§ WHAT NEEDS TO BE DONE: Count lines holding the string "index" in the data that follows. Reply with one number only.

§ MATERIAL SUPPLIED:
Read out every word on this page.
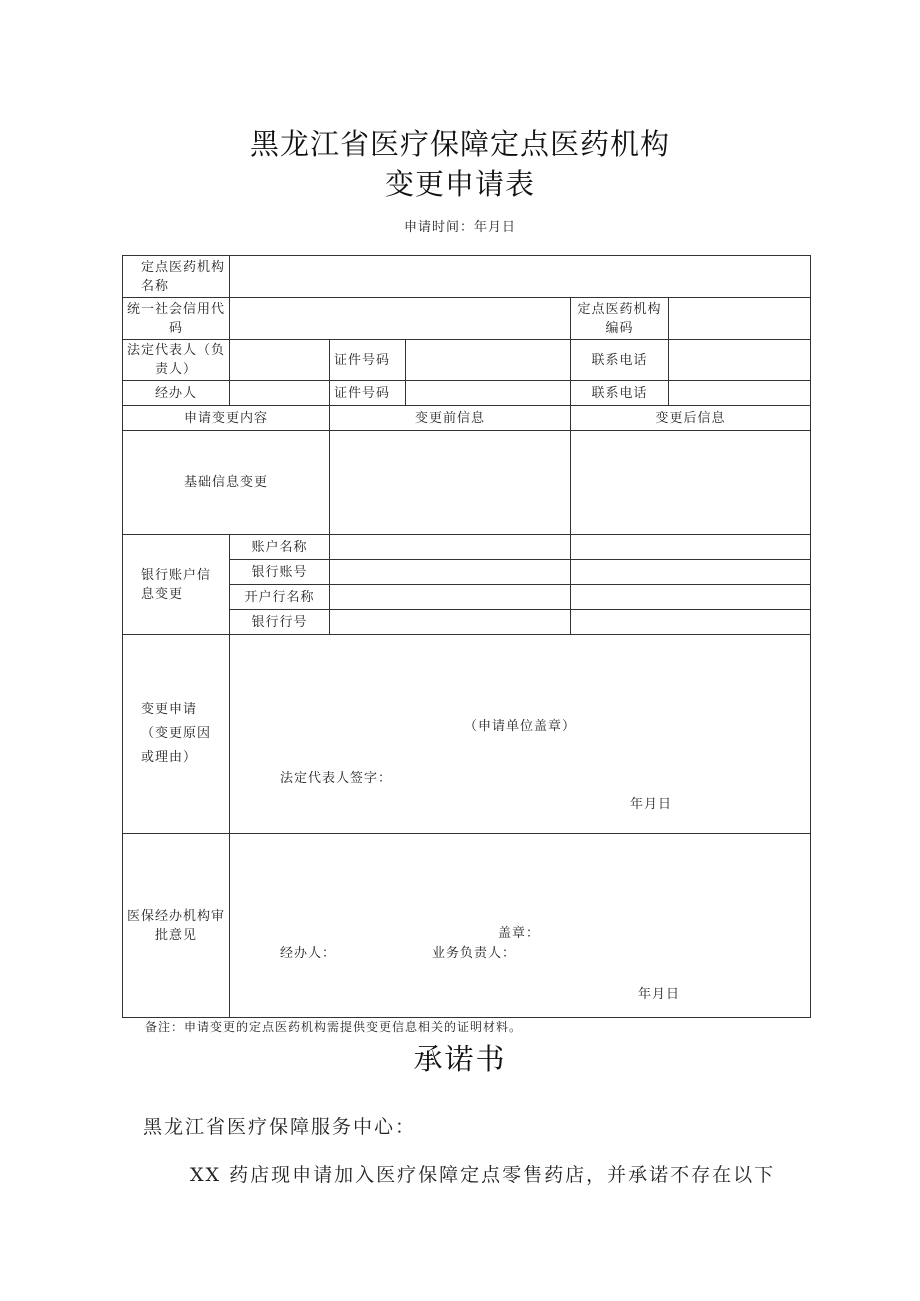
黑龙江省医疗保障定点医药机构
变更申请表
申请时间：年月日
定点医药机构名称					
统一社会信用代码				定点医药机构编码	
法定代表人（负责人）		证件号码		联系电话	
经办人		证件号码		联系电话	
申请变更内容		变更前信息		变更后信息	
基础信息变更					
银行账户信息变更	账户名称				
	银行账号				
	开户行名称				
	银行行号				
变更申请（变更原因或理由）	（申请单位盖章）
法定代表人签字：
年月日				

医保经办机构审批意见	盖章：
经办人： 业务负责人：
年月日				
备注：申请变更的定点医药机构需提供变更信息相关的证明材料。
承诺书
黑龙江省医疗保障服务中心：
XX 药店现申请加入医疗保障定点零售药店，并承诺不存在以下
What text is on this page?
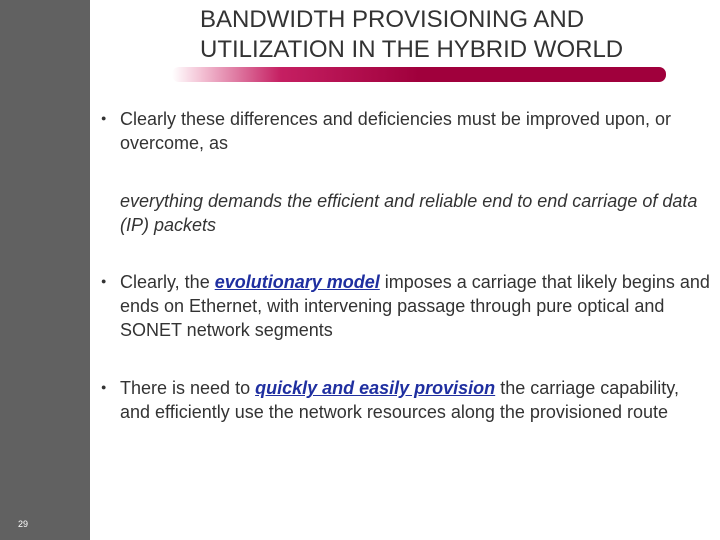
29
BANDWIDTH PROVISIONING AND
UTILIZATION IN THE HYBRID WORLD
● Clearly these differences and deficiencies must be improved upon, or overcome, as

everything demands the efficient and reliable end to end carriage of data (IP) packets

● Clearly, the evolutionary model imposes a carriage that likely begins and ends on Ethernet, with intervening passage through pure optical and SONET network segments

● There is need to quickly and easily provision the carriage capability, and efficiently use the network resources along the provisioned route
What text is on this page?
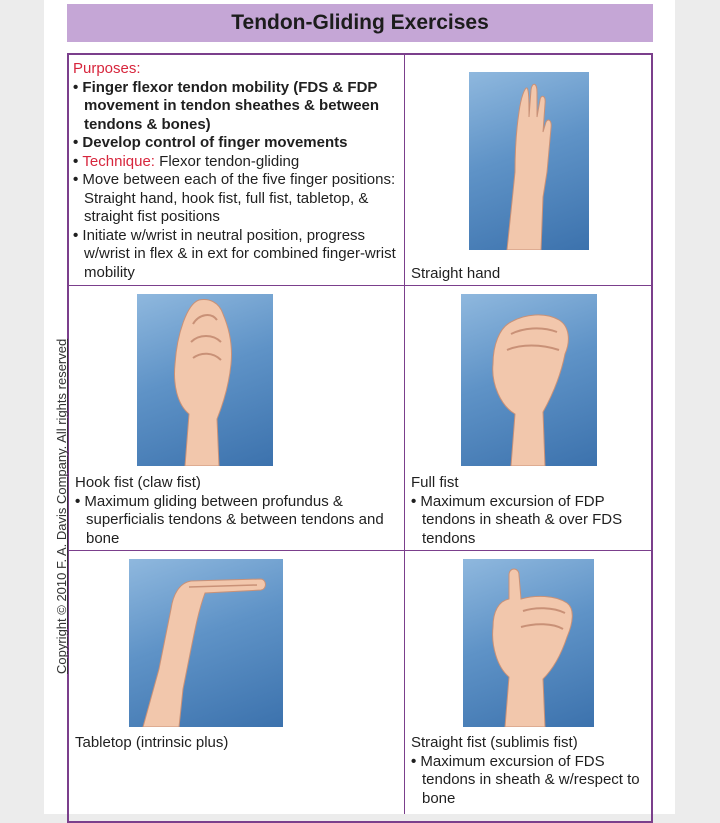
Tendon-Gliding Exercises
Copyright © 2010 F. A. Davis Company. All rights reserved
Purposes:
• Finger flexor tendon mobility (FDS & FDP movement in tendon sheathes & between tendons & bones)
• Develop control of finger movements
• Technique: Flexor tendon-gliding
• Move between each of the five finger positions: Straight hand, hook fist, full fist, tabletop, & straight fist positions
• Initiate w/wrist in neutral position, progress w/wrist in flex & in ext for combined finger-wrist mobility	Straight hand
Hook fist (claw fist)
• Maximum gliding between profundus & superficialis tendons & between tendons and bone
Full fist
• Maximum excursion of FDP tendons in sheath & over FDS tendons
Tabletop (intrinsic plus)	Straight fist (sublimis fist)
• Maximum excursion of FDS tendons in sheath & w/respect to bone
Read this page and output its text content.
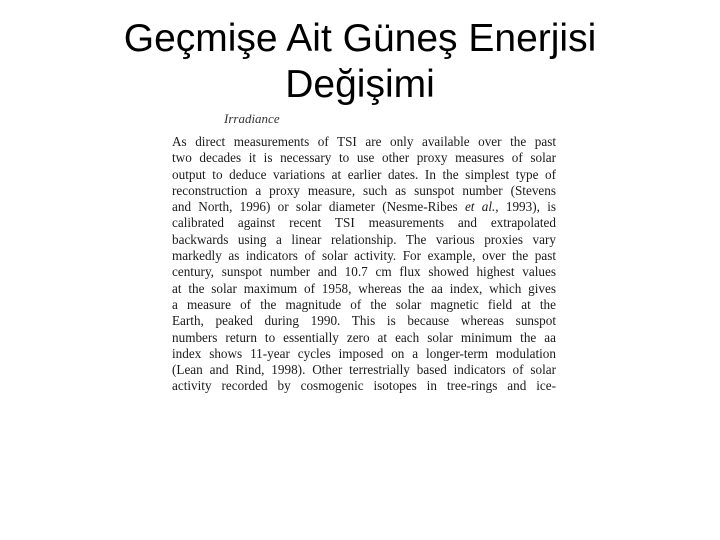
Geçmişe Ait Güneş Enerjisi
Değişimi
Irradiance
As direct measurements of TSI are only available over the past
two decades it is necessary to use other proxy measures of solar
output to deduce variations at earlier dates. In the simplest type of
reconstruction a proxy measure, such as sunspot number (Stevens
and North, 1996) or solar diameter (Nesme-Ribes et al., 1993), is
calibrated against recent TSI measurements and extrapolated
backwards using a linear relationship. The various proxies vary
markedly as indicators of solar activity. For example, over the past
century, sunspot number and 10.7 cm flux showed highest values
at the solar maximum of 1958, whereas the aa index, which gives
a measure of the magnitude of the solar magnetic field at the
Earth, peaked during 1990. This is because whereas sunspot
numbers return to essentially zero at each solar minimum the aa
index shows 11-year cycles imposed on a longer-term modulation
(Lean and Rind, 1998). Other terrestrially based indicators of solar
activity recorded by cosmogenic isotopes in tree-rings and ice-
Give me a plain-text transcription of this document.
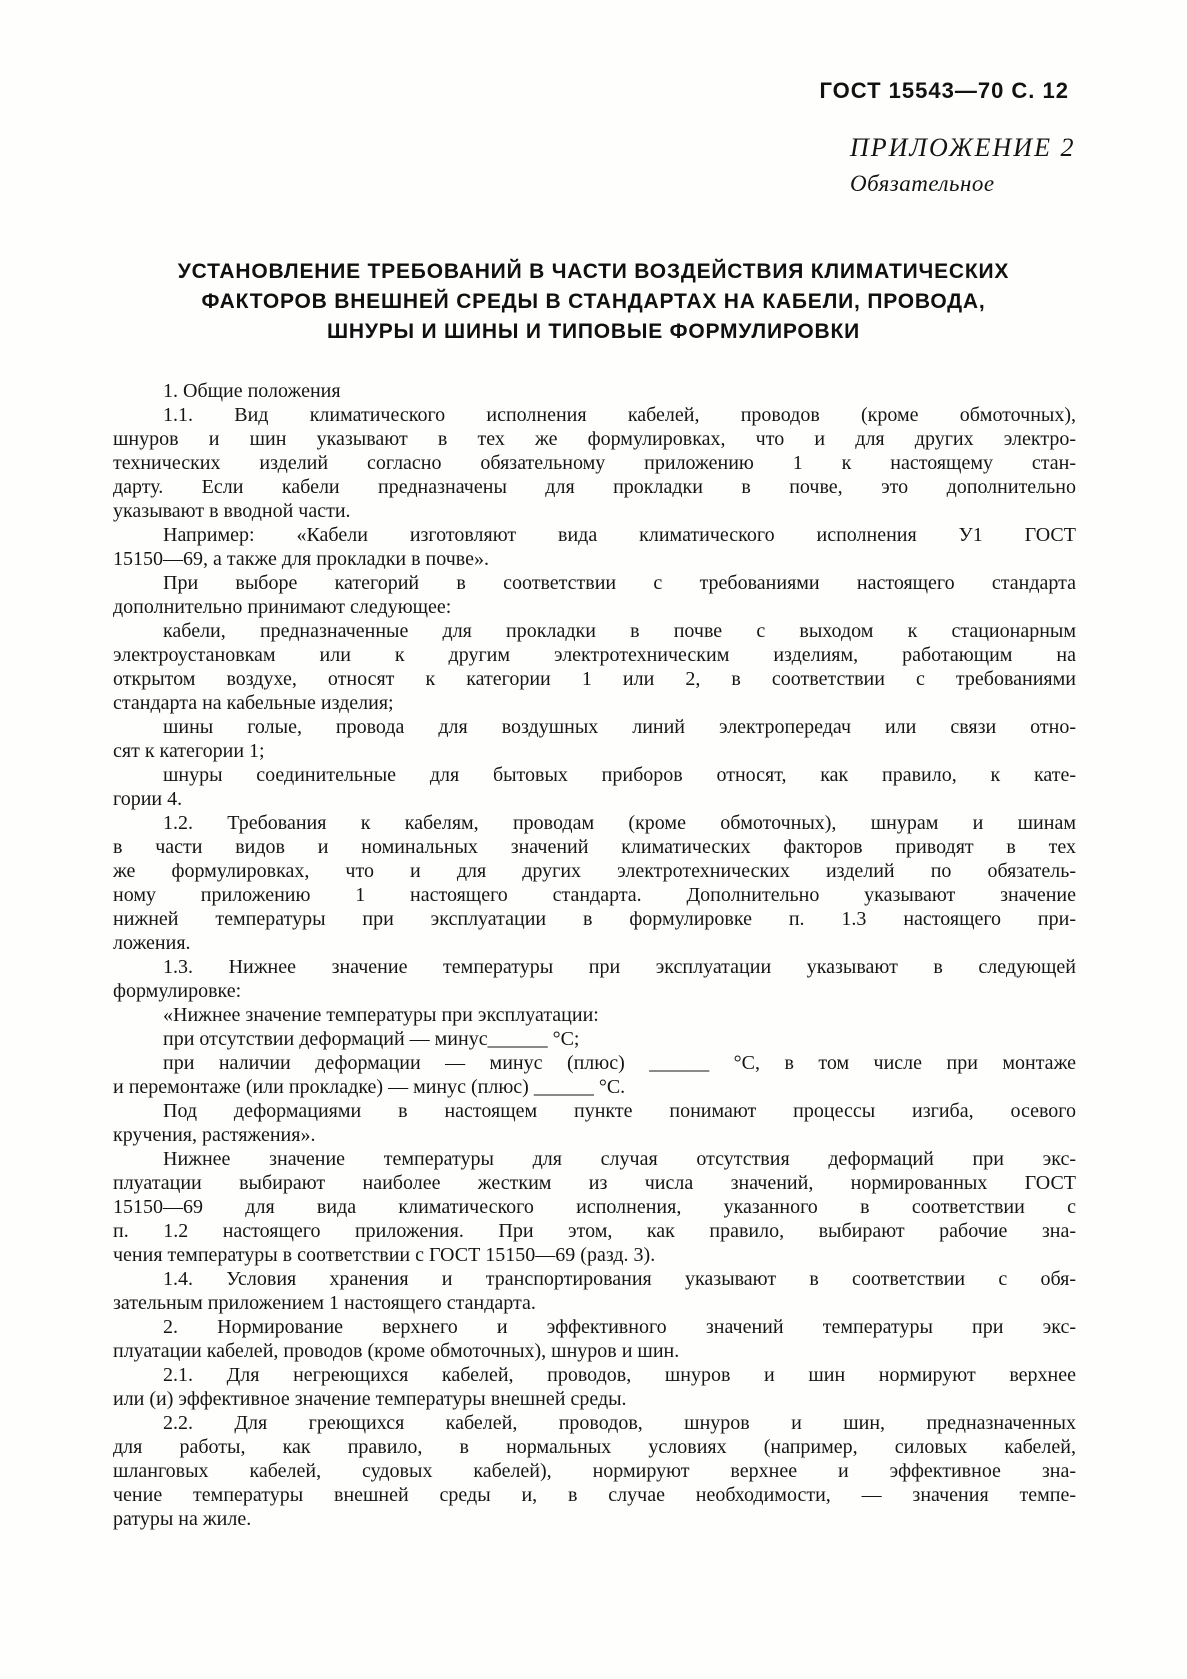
ГОСТ 15543—70 С. 12
ПРИЛОЖЕНИЕ 2
Обязательное
УСТАНОВЛЕНИЕ ТРЕБОВАНИЙ В ЧАСТИ ВОЗДЕЙСТВИЯ КЛИМАТИЧЕСКИХ
ФАКТОРОВ ВНЕШНЕЙ СРЕДЫ В СТАНДАРТАХ НА КАБЕЛИ, ПРОВОДА,
ШНУРЫ И ШИНЫ И ТИПОВЫЕ ФОРМУЛИРОВКИ
1. Общие положения
1.1. Вид климатического исполнения кабелей, проводов (кроме обмоточных),
шнуров и шин указывают в тех же формулировках, что и для других электро-
технических изделий согласно обязательному приложению 1 к настоящему стан-
дарту. Если кабели предназначены для прокладки в почве, это дополнительно
указывают в вводной части.
Например: «Кабели изготовляют вида климатического исполнения У1 ГОСТ
15150—69, а также для прокладки в почве».
При выборе категорий в соответствии с требованиями настоящего стандарта
дополнительно принимают следующее:
кабели, предназначенные для прокладки в почве с выходом к стационарным
электроустановкам или к другим электротехническим изделиям, работающим на
открытом воздухе, относят к категории 1 или 2, в соответствии с требованиями
стандарта на кабельные изделия;
шины голые, провода для воздушных линий электропередач или связи отно-
сят к категории 1;
шнуры соединительные для бытовых приборов относят, как правило, к кате-
гории 4.
1.2. Требования к кабелям, проводам (кроме обмоточных), шнурам и шинам
в части видов и номинальных значений климатических факторов приводят в тех
же формулировках, что и для других электротехнических изделий по обязатель-
ному приложению 1 настоящего стандарта. Дополнительно указывают значение
нижней температуры при эксплуатации в формулировке п. 1.3 настоящего при-
ложения.
1.3. Нижнее значение температуры при эксплуатации указывают в следующей
формулировке:
«Нижнее значение температуры при эксплуатации:
при отсутствии деформаций — минус______ °С;
при наличии деформации — минус (плюс) ______ °С, в том числе при монтаже
и перемонтаже (или прокладке) — минус (плюс) ______ °С.
Под деформациями в настоящем пункте понимают процессы изгиба, осевого
кручения, растяжения».
Нижнее значение температуры для случая отсутствия деформаций при экс-
плуатации выбирают наиболее жестким из числа значений, нормированных ГОСТ
15150—69 для вида климатического исполнения, указанного в соответствии с
п. 1.2 настоящего приложения. При этом, как правило, выбирают рабочие зна-
чения температуры в соответствии с ГОСТ 15150—69 (разд. 3).
1.4. Условия хранения и транспортирования указывают в соответствии с обя-
зательным приложением 1 настоящего стандарта.
2. Нормирование верхнего и эффективного значений температуры при экс-
плуатации кабелей, проводов (кроме обмоточных), шнуров и шин.
2.1. Для негреющихся кабелей, проводов, шнуров и шин нормируют верхнее
или (и) эффективное значение температуры внешней среды.
2.2. Для греющихся кабелей, проводов, шнуров и шин, предназначенных
для работы, как правило, в нормальных условиях (например, силовых кабелей,
шланговых кабелей, судовых кабелей), нормируют верхнее и эффективное зна-
чение температуры внешней среды и, в случае необходимости, — значения темпе-
ратуры на жиле.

§ COMPLETED TASK: 2